#### Input material
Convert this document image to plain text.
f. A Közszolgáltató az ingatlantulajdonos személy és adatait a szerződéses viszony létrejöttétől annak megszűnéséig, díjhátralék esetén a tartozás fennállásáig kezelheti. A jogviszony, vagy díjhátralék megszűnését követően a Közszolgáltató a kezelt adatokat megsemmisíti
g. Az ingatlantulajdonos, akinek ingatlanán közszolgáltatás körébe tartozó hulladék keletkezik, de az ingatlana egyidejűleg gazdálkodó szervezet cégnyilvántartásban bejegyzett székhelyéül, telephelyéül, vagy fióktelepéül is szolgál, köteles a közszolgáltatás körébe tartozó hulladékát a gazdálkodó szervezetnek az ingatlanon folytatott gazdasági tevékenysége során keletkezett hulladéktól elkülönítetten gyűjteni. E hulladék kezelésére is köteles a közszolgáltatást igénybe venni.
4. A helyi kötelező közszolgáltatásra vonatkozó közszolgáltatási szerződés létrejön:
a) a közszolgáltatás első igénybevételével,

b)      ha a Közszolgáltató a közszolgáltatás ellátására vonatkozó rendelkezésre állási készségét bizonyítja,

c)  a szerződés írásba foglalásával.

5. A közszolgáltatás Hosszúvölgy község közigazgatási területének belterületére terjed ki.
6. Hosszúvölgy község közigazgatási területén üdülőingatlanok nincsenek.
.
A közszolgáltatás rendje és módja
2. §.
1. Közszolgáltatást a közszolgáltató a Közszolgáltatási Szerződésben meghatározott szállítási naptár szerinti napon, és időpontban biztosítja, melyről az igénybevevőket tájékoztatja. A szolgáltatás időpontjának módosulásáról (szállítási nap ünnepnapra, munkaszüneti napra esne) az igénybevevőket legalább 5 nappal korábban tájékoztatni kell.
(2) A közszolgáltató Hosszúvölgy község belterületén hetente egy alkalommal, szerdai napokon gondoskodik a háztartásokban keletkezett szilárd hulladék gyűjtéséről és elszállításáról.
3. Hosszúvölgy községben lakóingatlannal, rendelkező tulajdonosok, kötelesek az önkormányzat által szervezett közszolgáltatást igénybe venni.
########
→ **Task details**:
Write out the whole listing exactly.

→ **Full output**:
Convert this document image to plain text.
f. A Közszolgáltató az ingatlantulajdonos személy és adatait a szerződéses viszony létrejöttétől annak megszűnéséig, díjhátralék esetén a tartozás fennállásáig kezelheti. A jogviszony, vagy díjhátralék megszűnését követően a Közszolgáltató a kezelt adatokat megsemmisíti
g. Az ingatlantulajdonos, akinek ingatlanán közszolgáltatás körébe tartozó hulladék keletkezik, de az ingatlana egyidejűleg gazdálkodó szervezet cégnyilvántartásban bejegyzett székhelyéül, telephelyéül, vagy fióktelepéül is szolgál, köteles a közszolgáltatás körébe tartozó hulladékát a gazdálkodó szervezetnek az ingatlanon folytatott gazdasági tevékenysége során keletkezett hulladéktól elkülönítetten gyűjteni. E hulladék kezelésére is köteles a közszolgáltatást igénybe venni.
4. A helyi kötelező közszolgáltatásra vonatkozó közszolgáltatási szerződés létrejön:
a) a közszolgáltatás első igénybevételével,

b)      ha a Közszolgáltató a közszolgáltatás ellátására vonatkozó rendelkezésre állási készségét bizonyítja,

c)  a szerződés írásba foglalásával.

5. A közszolgáltatás Hosszúvölgy község közigazgatási területének belterületére terjed ki.
6. Hosszúvölgy község közigazgatási területén üdülőingatlanok nincsenek.
.
A közszolgáltatás rendje és módja
2. §.
1. Közszolgáltatást a közszolgáltató a Közszolgáltatási Szerződésben meghatározott szállítási naptár szerinti napon, és időpontban biztosítja, melyről az igénybevevőket tájékoztatja. A szolgáltatás időpontjának módosulásáról (szállítási nap ünnepnapra, munkaszüneti napra esne) az igénybevevőket legalább 5 nappal korábban tájékoztatni kell.
(2) A közszolgáltató Hosszúvölgy község belterületén hetente egy alkalommal, szerdai napokon gondoskodik a háztartásokban keletkezett szilárd hulladék gyűjtéséről és elszállításáról.
3. Hosszúvölgy községben lakóingatlannal, rendelkező tulajdonosok, kötelesek az önkormányzat által szervezett közszolgáltatást igénybe venni.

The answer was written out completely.